Written problem ▸ List all lines of the data that include the string "наук".

Working data ▸
▼▼▼

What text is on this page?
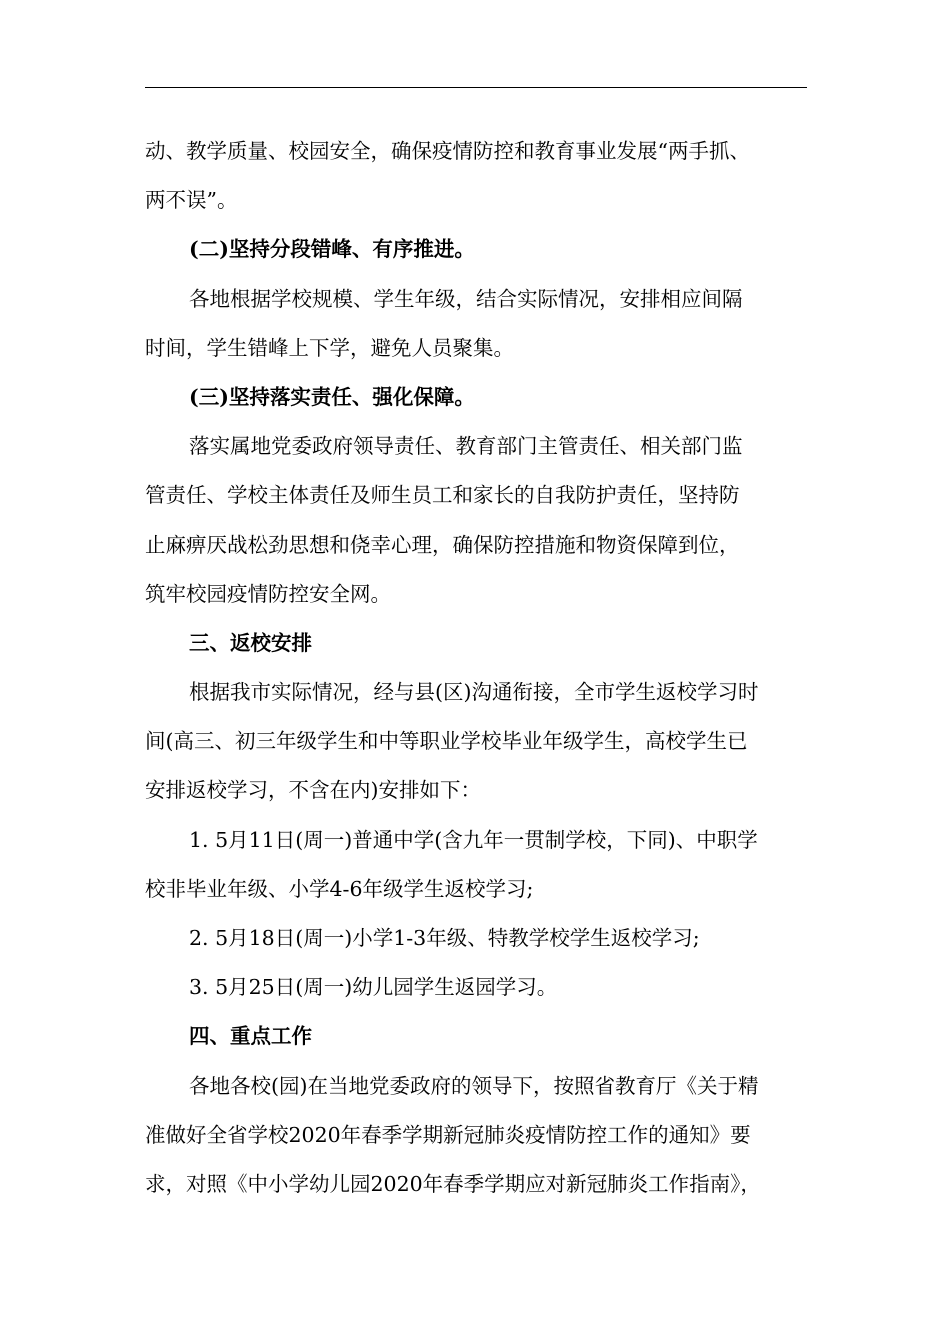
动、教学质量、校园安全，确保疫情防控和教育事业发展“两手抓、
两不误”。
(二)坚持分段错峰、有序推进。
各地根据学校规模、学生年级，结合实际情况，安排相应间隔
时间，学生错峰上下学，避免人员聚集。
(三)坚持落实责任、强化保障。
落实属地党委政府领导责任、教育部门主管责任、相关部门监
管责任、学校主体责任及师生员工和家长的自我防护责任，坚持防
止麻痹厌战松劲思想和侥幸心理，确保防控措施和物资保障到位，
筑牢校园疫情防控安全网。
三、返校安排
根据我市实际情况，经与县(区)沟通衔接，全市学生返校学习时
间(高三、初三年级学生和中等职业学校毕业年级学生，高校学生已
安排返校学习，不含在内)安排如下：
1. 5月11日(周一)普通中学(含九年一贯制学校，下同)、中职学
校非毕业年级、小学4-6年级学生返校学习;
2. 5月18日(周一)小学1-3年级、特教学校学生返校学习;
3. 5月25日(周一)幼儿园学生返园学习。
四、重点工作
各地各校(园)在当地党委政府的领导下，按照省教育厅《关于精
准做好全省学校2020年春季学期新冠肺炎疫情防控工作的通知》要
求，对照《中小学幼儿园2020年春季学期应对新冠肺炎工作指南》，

▲▲▲
▼▼▼

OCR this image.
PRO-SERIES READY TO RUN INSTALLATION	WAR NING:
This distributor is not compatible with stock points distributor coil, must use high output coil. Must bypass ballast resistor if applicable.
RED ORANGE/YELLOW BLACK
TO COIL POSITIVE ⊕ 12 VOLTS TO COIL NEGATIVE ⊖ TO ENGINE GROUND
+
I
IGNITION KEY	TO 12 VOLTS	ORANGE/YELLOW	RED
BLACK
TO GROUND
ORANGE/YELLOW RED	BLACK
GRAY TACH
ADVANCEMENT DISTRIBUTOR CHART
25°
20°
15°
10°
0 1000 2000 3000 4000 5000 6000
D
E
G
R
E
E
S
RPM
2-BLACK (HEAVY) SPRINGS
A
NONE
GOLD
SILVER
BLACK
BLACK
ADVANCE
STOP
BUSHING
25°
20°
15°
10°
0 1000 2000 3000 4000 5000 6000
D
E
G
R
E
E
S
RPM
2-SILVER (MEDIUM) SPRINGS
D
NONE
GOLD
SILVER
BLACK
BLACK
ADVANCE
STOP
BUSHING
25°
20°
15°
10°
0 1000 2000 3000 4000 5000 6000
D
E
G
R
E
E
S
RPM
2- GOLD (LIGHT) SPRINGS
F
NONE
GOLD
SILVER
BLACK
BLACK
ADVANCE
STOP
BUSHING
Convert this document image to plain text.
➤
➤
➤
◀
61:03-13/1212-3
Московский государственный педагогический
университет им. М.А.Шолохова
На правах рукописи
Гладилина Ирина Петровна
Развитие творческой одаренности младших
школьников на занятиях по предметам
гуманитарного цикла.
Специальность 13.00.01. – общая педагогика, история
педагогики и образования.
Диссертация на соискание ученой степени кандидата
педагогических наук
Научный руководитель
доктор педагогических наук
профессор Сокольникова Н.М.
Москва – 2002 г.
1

▲▲▲
▼▼▼

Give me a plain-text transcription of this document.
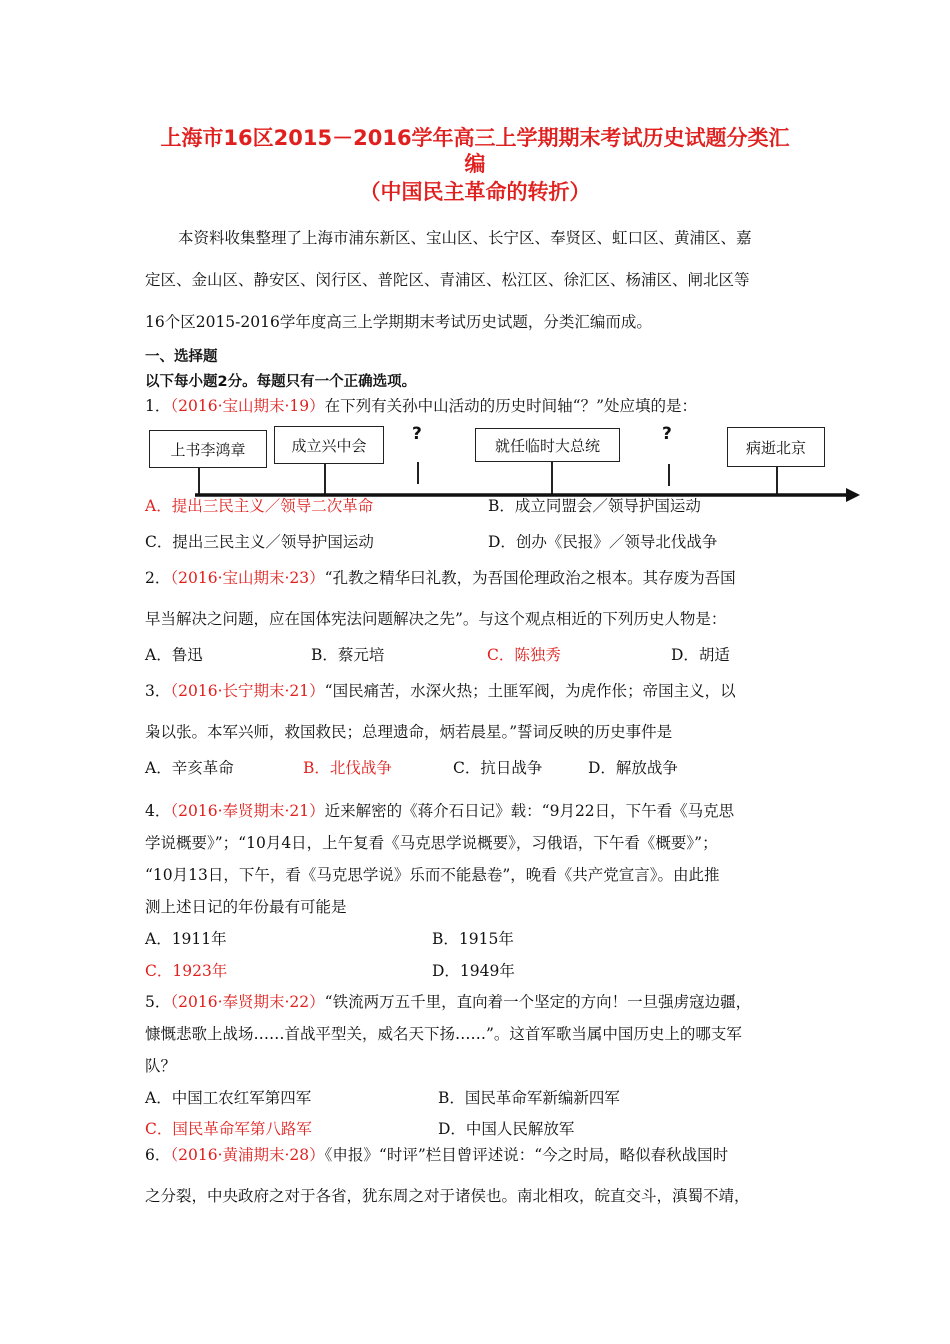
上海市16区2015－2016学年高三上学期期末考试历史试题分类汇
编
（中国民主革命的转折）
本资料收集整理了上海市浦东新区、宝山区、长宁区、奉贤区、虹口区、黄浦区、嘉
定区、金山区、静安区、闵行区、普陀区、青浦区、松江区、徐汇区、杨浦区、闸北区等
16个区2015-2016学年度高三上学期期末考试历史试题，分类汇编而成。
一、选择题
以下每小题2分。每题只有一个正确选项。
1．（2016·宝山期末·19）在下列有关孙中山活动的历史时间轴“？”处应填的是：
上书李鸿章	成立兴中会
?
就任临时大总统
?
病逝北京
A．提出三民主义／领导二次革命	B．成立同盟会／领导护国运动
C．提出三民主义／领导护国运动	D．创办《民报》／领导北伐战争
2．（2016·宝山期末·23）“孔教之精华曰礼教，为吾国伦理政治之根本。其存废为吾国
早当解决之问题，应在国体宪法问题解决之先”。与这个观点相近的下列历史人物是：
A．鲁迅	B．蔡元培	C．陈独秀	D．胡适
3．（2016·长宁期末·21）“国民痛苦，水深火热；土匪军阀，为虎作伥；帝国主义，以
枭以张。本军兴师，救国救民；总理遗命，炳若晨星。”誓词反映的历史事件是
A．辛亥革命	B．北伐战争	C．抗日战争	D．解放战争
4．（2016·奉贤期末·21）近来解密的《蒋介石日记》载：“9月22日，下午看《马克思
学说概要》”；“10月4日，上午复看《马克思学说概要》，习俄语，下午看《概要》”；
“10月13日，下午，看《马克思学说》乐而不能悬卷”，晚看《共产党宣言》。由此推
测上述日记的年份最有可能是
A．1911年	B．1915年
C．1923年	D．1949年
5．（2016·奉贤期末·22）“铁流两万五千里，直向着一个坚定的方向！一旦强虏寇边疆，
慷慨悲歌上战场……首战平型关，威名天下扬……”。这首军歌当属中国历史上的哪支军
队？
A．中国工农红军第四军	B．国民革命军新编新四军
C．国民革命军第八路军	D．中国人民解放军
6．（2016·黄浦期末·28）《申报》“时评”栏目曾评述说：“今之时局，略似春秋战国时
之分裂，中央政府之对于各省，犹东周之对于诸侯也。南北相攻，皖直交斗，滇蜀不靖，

▲▲▲

Task solution ▸
педагогических наук
доктор педагогических наук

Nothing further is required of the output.